SUPPLIED MATERIAL:
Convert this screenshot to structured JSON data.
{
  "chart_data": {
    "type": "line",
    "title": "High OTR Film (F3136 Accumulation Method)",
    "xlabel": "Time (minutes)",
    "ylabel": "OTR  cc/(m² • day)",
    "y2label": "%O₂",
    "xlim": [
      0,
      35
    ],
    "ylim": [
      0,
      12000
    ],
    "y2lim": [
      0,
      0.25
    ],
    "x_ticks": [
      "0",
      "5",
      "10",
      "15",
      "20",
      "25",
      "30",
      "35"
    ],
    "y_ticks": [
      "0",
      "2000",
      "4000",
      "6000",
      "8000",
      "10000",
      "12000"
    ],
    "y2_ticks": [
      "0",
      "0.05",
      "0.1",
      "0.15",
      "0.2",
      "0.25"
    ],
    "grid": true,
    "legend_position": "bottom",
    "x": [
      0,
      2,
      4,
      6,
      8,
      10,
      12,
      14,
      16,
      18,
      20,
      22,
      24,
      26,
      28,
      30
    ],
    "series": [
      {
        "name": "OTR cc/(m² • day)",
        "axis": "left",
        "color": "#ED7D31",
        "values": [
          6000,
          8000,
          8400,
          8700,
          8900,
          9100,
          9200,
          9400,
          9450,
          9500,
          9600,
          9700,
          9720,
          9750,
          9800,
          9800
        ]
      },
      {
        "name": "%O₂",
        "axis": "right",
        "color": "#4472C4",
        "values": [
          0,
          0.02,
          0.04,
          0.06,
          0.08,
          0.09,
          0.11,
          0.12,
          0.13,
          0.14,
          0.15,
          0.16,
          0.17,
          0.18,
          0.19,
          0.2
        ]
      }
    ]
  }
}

WHAT YOU NEED TO DO: Print out every entry, keeping each one exact.

SOLUTION FOR THIS EXERCISE:
Convert this screenshot to structured JSON data.
{
  "chart_data": {
    "type": "line",
    "title": "High OTR Film (F3136 Accumulation Method)",
    "xlabel": "Time (minutes)",
    "ylabel": "OTR  cc/(m² • day)",
    "y2label": "%O₂",
    "xlim": [
      0,
      35
    ],
    "ylim": [
      0,
      12000
    ],
    "y2lim": [
      0,
      0.25
    ],
    "x_ticks": [
      "0",
      "5",
      "10",
      "15",
      "20",
      "25",
      "30",
      "35"
    ],
    "y_ticks": [
      "0",
      "2000",
      "4000",
      "6000",
      "8000",
      "10000",
      "12000"
    ],
    "y2_ticks": [
      "0",
      "0.05",
      "0.1",
      "0.15",
      "0.2",
      "0.25"
    ],
    "grid": true,
    "legend_position": "bottom",
    "x": [
      0,
      2,
      4,
      6,
      8,
      10,
      12,
      14,
      16,
      18,
      20,
      22,
      24,
      26,
      28,
      30
    ],
    "series": [
      {
        "name": "OTR cc/(m² • day)",
        "axis": "left",
        "color": "#ED7D31",
        "values": [
          6000,
          8000,
          8400,
          8700,
          8900,
          9100,
          9200,
          9400,
          9450,
          9500,
          9600,
          9700,
          9720,
          9750,
          9800,
          9800
        ]
      },
      {
        "name": "%O₂",
        "axis": "right",
        "color": "#4472C4",
        "values": [
          0,
          0.02,
          0.04,
          0.06,
          0.08,
          0.09,
          0.11,
          0.12,
          0.13,
          0.14,
          0.15,
          0.16,
          0.17,
          0.18,
          0.19,
          0.2
        ]
      }
    ]
  }
}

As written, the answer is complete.